◆ **Your goal**: The number of lines holding the string "Cure" is all that is wanted; count them in the records below.

◆ **Records for the exercise**:
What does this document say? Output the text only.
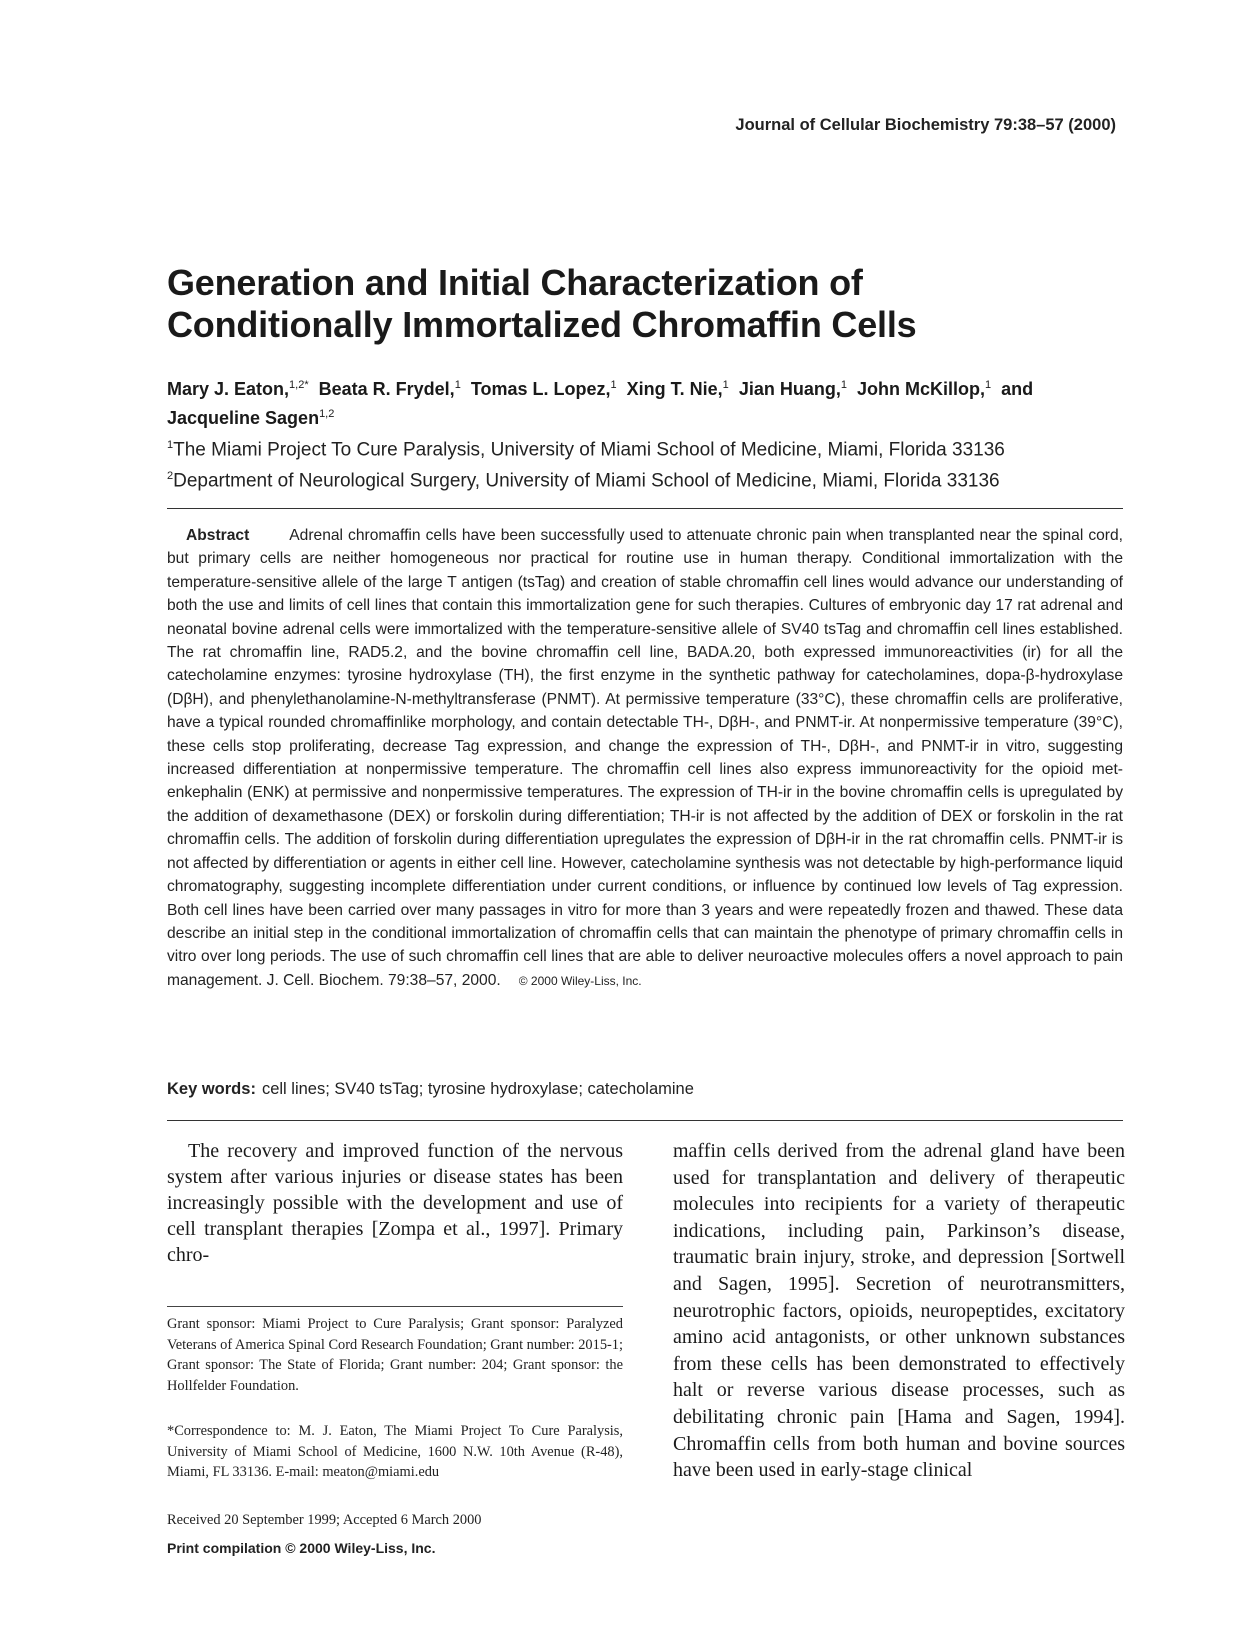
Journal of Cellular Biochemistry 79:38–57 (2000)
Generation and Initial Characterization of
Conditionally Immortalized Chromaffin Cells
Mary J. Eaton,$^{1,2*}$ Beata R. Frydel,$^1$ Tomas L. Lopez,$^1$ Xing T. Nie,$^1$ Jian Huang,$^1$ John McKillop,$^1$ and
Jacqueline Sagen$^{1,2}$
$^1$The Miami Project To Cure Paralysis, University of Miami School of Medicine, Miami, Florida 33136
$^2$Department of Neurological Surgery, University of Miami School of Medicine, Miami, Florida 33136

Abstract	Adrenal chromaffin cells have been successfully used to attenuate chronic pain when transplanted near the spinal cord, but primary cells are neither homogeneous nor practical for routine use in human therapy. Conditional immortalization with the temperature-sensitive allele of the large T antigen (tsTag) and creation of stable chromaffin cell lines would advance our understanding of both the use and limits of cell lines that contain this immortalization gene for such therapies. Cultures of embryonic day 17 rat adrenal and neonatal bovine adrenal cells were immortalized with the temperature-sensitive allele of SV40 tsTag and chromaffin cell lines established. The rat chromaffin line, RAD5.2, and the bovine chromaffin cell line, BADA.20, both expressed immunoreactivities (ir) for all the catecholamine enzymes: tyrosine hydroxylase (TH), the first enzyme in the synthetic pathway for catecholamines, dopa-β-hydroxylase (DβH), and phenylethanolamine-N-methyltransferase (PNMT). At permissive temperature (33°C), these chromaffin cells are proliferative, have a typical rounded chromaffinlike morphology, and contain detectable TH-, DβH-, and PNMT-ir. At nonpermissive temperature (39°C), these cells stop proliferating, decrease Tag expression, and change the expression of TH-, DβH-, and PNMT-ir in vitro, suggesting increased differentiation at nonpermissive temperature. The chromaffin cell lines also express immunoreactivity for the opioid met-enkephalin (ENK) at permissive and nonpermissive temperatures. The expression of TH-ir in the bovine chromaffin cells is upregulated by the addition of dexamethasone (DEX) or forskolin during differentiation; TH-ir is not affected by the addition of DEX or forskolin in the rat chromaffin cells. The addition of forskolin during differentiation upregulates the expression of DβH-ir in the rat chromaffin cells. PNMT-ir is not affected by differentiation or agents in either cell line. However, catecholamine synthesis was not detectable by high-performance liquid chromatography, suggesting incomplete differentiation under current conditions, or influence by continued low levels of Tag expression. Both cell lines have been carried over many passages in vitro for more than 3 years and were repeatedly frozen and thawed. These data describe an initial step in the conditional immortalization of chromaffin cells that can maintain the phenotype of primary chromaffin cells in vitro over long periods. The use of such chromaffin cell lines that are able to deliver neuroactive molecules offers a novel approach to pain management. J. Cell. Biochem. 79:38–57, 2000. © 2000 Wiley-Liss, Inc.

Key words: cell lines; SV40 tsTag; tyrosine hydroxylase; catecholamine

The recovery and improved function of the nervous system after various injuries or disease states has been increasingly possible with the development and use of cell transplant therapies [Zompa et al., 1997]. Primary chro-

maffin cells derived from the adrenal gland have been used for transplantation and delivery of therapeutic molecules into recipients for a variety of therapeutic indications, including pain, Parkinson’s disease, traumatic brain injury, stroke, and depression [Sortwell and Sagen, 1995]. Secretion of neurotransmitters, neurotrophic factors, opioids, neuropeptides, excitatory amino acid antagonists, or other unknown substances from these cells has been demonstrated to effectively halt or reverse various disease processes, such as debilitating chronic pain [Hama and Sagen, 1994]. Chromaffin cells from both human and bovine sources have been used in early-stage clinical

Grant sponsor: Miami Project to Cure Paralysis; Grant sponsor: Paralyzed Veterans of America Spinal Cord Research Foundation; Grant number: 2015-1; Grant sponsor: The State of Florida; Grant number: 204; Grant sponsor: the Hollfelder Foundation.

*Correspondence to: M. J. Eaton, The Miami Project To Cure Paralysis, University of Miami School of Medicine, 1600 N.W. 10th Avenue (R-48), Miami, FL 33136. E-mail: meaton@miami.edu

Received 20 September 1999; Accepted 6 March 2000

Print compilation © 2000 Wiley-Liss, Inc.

◆ **Worked solution**: 3